Short exercise
Output the records exactly. Include every line.

* * *

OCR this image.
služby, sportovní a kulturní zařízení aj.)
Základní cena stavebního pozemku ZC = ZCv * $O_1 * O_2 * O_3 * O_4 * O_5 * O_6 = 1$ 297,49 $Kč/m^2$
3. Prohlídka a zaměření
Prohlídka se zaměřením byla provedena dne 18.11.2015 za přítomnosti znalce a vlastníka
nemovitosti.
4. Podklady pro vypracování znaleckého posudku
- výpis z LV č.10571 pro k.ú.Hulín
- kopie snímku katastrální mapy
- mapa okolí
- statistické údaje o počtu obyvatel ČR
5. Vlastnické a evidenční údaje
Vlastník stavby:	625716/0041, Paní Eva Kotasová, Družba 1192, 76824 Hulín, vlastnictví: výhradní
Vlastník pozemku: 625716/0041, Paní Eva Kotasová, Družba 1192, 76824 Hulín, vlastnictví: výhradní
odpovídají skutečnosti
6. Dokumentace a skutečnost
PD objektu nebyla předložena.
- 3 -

* * *

Solution for this task
OCR this image.
služby, sportovní a kulturní zařízení aj.)
Základní cena stavebního pozemku ZC = ZCv * $O_1 * O_2 * O_3 * O_4 * O_5 * O_6 = 1$ 297,49 $Kč/m^2$
3. Prohlídka a zaměření
Prohlídka se zaměřením byla provedena dne 18.11.2015 za přítomnosti znalce a vlastníka
nemovitosti.
4. Podklady pro vypracování znaleckého posudku
- výpis z LV č.10571 pro k.ú.Hulín
- kopie snímku katastrální mapy
- mapa okolí
- statistické údaje o počtu obyvatel ČR
5. Vlastnické a evidenční údaje
Vlastník stavby:	625716/0041, Paní Eva Kotasová, Družba 1192, 76824 Hulín, vlastnictví: výhradní
Vlastník pozemku: 625716/0041, Paní Eva Kotasová, Družba 1192, 76824 Hulín, vlastnictví: výhradní
odpovídají skutečnosti
6. Dokumentace a skutečnost
PD objektu nebyla předložena.
- 3 -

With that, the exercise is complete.